--- What needs to be done ---
Output an exact reproduction of the data.

[Collected data]

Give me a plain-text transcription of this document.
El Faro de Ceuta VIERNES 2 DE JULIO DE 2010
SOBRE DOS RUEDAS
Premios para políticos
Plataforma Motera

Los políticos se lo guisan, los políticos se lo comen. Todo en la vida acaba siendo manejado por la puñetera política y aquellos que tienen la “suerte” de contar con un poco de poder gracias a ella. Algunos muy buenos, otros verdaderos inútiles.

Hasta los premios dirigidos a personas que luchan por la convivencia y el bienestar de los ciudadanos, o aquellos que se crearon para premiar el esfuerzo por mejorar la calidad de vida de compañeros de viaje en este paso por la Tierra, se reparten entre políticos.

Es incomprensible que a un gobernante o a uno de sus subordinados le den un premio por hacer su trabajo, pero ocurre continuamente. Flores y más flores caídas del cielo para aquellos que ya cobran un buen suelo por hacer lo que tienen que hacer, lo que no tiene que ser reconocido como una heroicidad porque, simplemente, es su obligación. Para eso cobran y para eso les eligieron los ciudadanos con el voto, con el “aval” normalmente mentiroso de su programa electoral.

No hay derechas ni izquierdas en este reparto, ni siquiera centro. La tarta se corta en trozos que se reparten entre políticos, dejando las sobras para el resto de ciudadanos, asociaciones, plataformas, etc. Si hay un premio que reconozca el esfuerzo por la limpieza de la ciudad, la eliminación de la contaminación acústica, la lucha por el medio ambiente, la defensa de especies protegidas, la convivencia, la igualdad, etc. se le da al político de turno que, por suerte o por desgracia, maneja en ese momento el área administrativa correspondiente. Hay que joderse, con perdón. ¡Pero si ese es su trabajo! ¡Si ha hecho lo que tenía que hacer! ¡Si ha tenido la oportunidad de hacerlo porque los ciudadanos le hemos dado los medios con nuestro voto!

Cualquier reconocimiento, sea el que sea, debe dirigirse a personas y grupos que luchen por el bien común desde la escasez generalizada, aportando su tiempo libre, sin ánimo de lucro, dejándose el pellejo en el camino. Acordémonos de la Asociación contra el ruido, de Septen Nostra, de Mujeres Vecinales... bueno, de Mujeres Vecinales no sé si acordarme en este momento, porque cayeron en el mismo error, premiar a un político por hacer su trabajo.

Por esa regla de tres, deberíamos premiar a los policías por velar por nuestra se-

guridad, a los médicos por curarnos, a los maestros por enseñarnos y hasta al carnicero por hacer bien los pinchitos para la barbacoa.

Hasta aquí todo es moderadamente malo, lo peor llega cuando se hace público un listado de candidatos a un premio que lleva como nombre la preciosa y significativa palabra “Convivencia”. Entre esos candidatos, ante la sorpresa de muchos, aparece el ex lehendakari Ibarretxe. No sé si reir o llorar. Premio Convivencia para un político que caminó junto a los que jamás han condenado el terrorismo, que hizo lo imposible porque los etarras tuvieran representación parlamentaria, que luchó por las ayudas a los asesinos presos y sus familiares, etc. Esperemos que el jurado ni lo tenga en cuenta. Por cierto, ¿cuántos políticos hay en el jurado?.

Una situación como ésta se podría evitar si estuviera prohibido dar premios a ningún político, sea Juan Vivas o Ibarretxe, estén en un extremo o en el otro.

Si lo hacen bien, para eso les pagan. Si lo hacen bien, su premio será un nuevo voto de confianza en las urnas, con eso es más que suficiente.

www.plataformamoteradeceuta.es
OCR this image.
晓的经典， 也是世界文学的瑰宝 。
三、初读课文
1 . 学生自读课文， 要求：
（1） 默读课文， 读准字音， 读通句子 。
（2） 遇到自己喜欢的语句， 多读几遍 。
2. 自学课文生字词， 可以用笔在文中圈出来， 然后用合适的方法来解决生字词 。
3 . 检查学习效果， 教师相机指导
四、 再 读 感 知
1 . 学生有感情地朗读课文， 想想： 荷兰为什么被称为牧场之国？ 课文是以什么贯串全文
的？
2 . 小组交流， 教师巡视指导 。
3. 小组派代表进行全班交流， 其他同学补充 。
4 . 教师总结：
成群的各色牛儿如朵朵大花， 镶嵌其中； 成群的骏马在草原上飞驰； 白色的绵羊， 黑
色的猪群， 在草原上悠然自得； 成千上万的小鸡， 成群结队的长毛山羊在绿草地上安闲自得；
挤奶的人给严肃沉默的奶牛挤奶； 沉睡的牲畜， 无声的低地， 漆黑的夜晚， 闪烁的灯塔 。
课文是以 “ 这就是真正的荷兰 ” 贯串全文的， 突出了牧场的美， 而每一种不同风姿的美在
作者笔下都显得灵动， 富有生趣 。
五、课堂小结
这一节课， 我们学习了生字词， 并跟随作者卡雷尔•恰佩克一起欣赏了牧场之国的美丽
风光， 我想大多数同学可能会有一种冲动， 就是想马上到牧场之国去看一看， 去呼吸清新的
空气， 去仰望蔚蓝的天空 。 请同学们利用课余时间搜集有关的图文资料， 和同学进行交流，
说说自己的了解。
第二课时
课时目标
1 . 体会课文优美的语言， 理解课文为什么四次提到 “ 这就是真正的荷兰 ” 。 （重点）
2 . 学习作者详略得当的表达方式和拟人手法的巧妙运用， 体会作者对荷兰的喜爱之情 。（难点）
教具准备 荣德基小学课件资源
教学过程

--- Result of the task ---
Give me a plain-text transcription of this document.
El Faro de Ceuta VIERNES 2 DE JULIO DE 2010
SOBRE DOS RUEDAS
Premios para políticos
Plataforma Motera

Los políticos se lo guisan, los políticos se lo comen. Todo en la vida acaba siendo manejado por la puñetera política y aquellos que tienen la “suerte” de contar con un poco de poder gracias a ella. Algunos muy buenos, otros verdaderos inútiles.

Hasta los premios dirigidos a personas que luchan por la convivencia y el bienestar de los ciudadanos, o aquellos que se crearon para premiar el esfuerzo por mejorar la calidad de vida de compañeros de viaje en este paso por la Tierra, se reparten entre políticos.

Es incomprensible que a un gobernante o a uno de sus subordinados le den un premio por hacer su trabajo, pero ocurre continuamente. Flores y más flores caídas del cielo para aquellos que ya cobran un buen suelo por hacer lo que tienen que hacer, lo que no tiene que ser reconocido como una heroicidad porque, simplemente, es su obligación. Para eso cobran y para eso les eligieron los ciudadanos con el voto, con el “aval” normalmente mentiroso de su programa electoral.

No hay derechas ni izquierdas en este reparto, ni siquiera centro. La tarta se corta en trozos que se reparten entre políticos, dejando las sobras para el resto de ciudadanos, asociaciones, plataformas, etc. Si hay un premio que reconozca el esfuerzo por la limpieza de la ciudad, la eliminación de la contaminación acústica, la lucha por el medio ambiente, la defensa de especies protegidas, la convivencia, la igualdad, etc. se le da al político de turno que, por suerte o por desgracia, maneja en ese momento el área administrativa correspondiente. Hay que joderse, con perdón. ¡Pero si ese es su trabajo! ¡Si ha hecho lo que tenía que hacer! ¡Si ha tenido la oportunidad de hacerlo porque los ciudadanos le hemos dado los medios con nuestro voto!

Cualquier reconocimiento, sea el que sea, debe dirigirse a personas y grupos que luchen por el bien común desde la escasez generalizada, aportando su tiempo libre, sin ánimo de lucro, dejándose el pellejo en el camino. Acordémonos de la Asociación contra el ruido, de Septen Nostra, de Mujeres Vecinales... bueno, de Mujeres Vecinales no sé si acordarme en este momento, porque cayeron en el mismo error, premiar a un político por hacer su trabajo.

Por esa regla de tres, deberíamos premiar a los policías por velar por nuestra se-

guridad, a los médicos por curarnos, a los maestros por enseñarnos y hasta al carnicero por hacer bien los pinchitos para la barbacoa.

Hasta aquí todo es moderadamente malo, lo peor llega cuando se hace público un listado de candidatos a un premio que lleva como nombre la preciosa y significativa palabra “Convivencia”. Entre esos candidatos, ante la sorpresa de muchos, aparece el ex lehendakari Ibarretxe. No sé si reir o llorar. Premio Convivencia para un político que caminó junto a los que jamás han condenado el terrorismo, que hizo lo imposible porque los etarras tuvieran representación parlamentaria, que luchó por las ayudas a los asesinos presos y sus familiares, etc. Esperemos que el jurado ni lo tenga en cuenta. Por cierto, ¿cuántos políticos hay en el jurado?.

Una situación como ésta se podría evitar si estuviera prohibido dar premios a ningún político, sea Juan Vivas o Ibarretxe, estén en un extremo o en el otro.

Si lo hacen bien, para eso les pagan. Si lo hacen bien, su premio será un nuevo voto de confianza en las urnas, con eso es más que suficiente.

www.plataformamoteradeceuta.es
OCR this image.
晓的经典， 也是世界文学的瑰宝 。
三、初读课文
1 . 学生自读课文， 要求：
（1） 默读课文， 读准字音， 读通句子 。
（2） 遇到自己喜欢的语句， 多读几遍 。
2. 自学课文生字词， 可以用笔在文中圈出来， 然后用合适的方法来解决生字词 。
3 . 检查学习效果， 教师相机指导
四、 再 读 感 知
1 . 学生有感情地朗读课文， 想想： 荷兰为什么被称为牧场之国？ 课文是以什么贯串全文
的？
2 . 小组交流， 教师巡视指导 。
3. 小组派代表进行全班交流， 其他同学补充 。
4 . 教师总结：
成群的各色牛儿如朵朵大花， 镶嵌其中； 成群的骏马在草原上飞驰； 白色的绵羊， 黑
色的猪群， 在草原上悠然自得； 成千上万的小鸡， 成群结队的长毛山羊在绿草地上安闲自得；
挤奶的人给严肃沉默的奶牛挤奶； 沉睡的牲畜， 无声的低地， 漆黑的夜晚， 闪烁的灯塔 。
课文是以 “ 这就是真正的荷兰 ” 贯串全文的， 突出了牧场的美， 而每一种不同风姿的美在
作者笔下都显得灵动， 富有生趣 。
五、课堂小结
这一节课， 我们学习了生字词， 并跟随作者卡雷尔•恰佩克一起欣赏了牧场之国的美丽
风光， 我想大多数同学可能会有一种冲动， 就是想马上到牧场之国去看一看， 去呼吸清新的
空气， 去仰望蔚蓝的天空 。 请同学们利用课余时间搜集有关的图文资料， 和同学进行交流，
说说自己的了解。
第二课时
课时目标
1 . 体会课文优美的语言， 理解课文为什么四次提到 “ 这就是真正的荷兰 ” 。 （重点）
2 . 学习作者详略得当的表达方式和拟人手法的巧妙运用， 体会作者对荷兰的喜爱之情 。（难点）
教具准备 荣德基小学课件资源
教学过程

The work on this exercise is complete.